== Problem details ==
For every line in the data below that contains "labour", copy the line.

········

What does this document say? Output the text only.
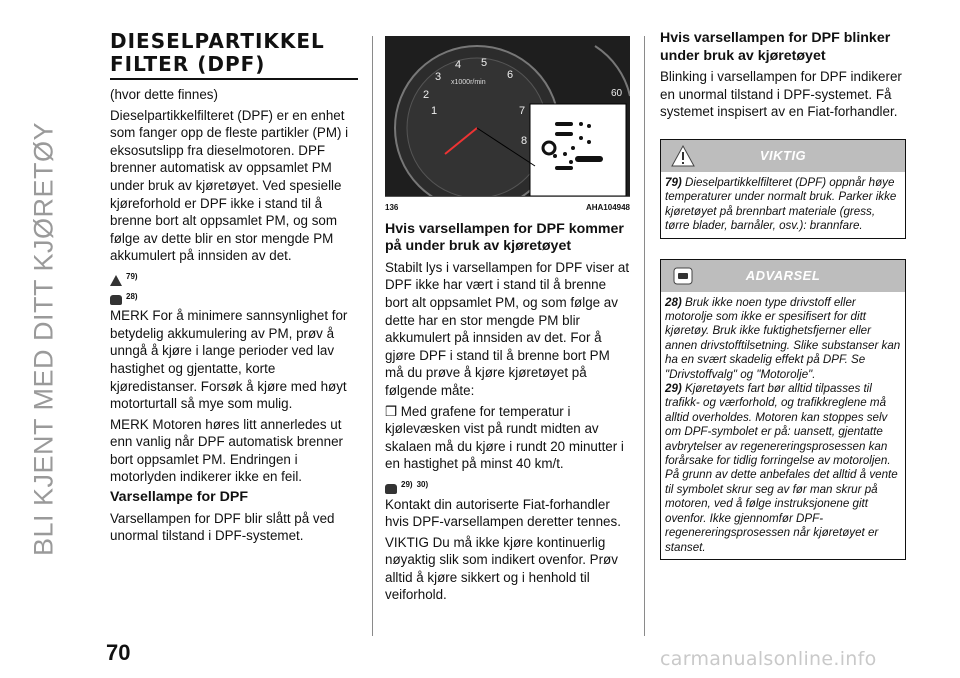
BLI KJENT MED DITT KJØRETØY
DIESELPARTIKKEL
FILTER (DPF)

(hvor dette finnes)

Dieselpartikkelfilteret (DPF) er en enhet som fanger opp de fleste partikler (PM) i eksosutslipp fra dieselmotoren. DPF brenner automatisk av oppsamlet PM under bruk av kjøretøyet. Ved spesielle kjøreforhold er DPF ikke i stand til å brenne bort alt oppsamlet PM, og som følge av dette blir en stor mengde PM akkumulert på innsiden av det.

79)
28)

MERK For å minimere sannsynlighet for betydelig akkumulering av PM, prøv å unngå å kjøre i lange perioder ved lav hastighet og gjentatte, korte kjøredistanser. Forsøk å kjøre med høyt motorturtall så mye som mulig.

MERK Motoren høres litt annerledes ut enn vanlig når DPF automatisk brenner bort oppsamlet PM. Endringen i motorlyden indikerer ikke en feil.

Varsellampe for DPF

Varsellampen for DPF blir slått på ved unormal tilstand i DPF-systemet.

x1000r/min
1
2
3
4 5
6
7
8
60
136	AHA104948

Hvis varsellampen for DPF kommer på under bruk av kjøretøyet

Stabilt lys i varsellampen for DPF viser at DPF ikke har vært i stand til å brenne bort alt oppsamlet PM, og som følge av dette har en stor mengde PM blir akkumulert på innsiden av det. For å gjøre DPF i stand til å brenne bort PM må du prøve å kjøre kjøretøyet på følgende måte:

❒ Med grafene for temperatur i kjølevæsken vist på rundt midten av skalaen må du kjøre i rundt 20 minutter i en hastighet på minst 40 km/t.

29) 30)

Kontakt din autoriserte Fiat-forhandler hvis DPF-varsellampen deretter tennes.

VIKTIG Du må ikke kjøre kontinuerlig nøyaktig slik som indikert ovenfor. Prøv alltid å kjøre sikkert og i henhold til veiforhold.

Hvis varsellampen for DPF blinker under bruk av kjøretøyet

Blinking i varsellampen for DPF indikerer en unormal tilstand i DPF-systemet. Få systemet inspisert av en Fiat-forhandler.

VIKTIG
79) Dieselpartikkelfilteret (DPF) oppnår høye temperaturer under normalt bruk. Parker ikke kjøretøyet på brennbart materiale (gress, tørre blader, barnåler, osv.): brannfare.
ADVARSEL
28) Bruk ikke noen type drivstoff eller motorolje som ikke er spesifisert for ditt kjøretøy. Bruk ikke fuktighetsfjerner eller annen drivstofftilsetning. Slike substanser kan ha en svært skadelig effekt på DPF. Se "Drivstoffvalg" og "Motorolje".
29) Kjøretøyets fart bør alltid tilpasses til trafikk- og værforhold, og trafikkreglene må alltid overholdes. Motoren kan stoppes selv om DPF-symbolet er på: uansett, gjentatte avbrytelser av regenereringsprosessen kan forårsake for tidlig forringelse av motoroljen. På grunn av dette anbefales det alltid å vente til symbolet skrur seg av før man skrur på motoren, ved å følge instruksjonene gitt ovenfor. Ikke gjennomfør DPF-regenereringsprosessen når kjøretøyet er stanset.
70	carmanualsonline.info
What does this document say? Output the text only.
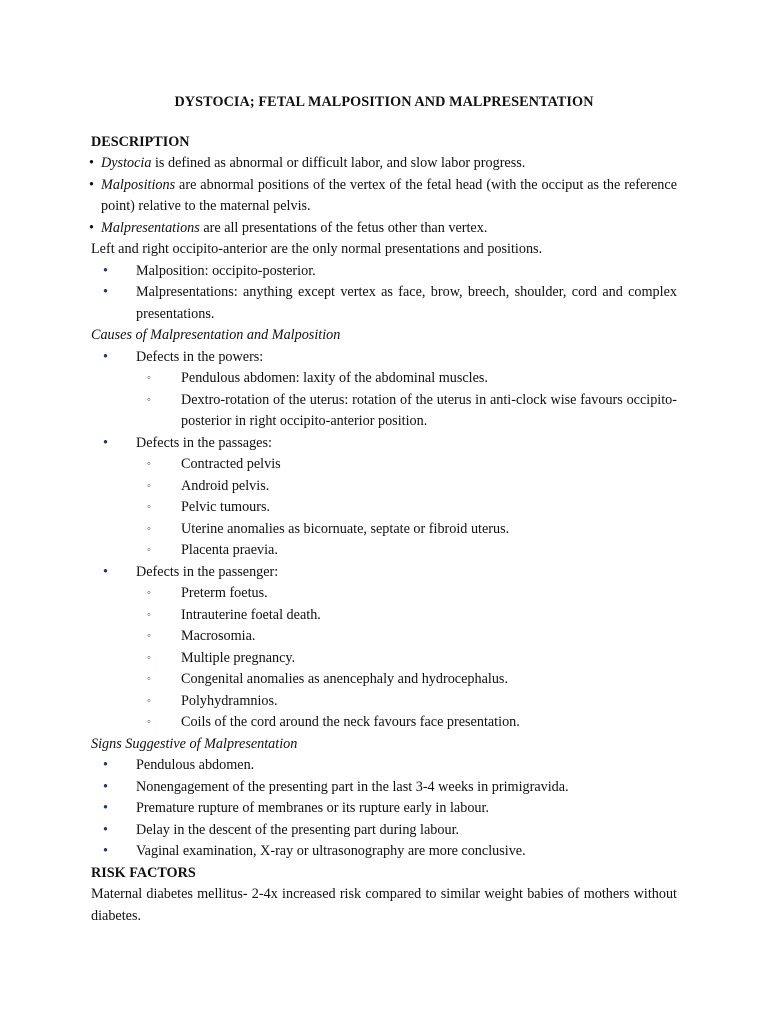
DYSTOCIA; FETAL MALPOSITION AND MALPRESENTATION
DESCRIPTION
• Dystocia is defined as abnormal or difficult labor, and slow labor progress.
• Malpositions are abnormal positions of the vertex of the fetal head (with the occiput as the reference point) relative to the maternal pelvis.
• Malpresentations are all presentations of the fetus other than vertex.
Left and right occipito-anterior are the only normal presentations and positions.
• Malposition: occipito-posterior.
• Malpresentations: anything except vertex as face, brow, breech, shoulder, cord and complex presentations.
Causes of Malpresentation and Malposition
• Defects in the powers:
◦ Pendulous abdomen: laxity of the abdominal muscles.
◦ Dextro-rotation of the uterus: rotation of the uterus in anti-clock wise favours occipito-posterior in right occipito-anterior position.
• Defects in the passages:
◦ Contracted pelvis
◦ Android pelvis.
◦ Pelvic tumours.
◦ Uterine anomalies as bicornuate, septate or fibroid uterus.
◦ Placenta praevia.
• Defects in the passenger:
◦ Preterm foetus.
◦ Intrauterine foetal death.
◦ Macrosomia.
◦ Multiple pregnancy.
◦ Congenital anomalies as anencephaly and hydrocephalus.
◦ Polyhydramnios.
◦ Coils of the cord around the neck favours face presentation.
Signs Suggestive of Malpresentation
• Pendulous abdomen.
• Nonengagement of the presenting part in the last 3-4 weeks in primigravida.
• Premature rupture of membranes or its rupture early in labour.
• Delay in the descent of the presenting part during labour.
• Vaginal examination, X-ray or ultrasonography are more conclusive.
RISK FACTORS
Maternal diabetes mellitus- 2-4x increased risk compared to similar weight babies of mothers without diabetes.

········

== The completed task ==
• Premature rupture of membranes or its rupture early in labour.
• Delay in the descent of the presenting part during labour.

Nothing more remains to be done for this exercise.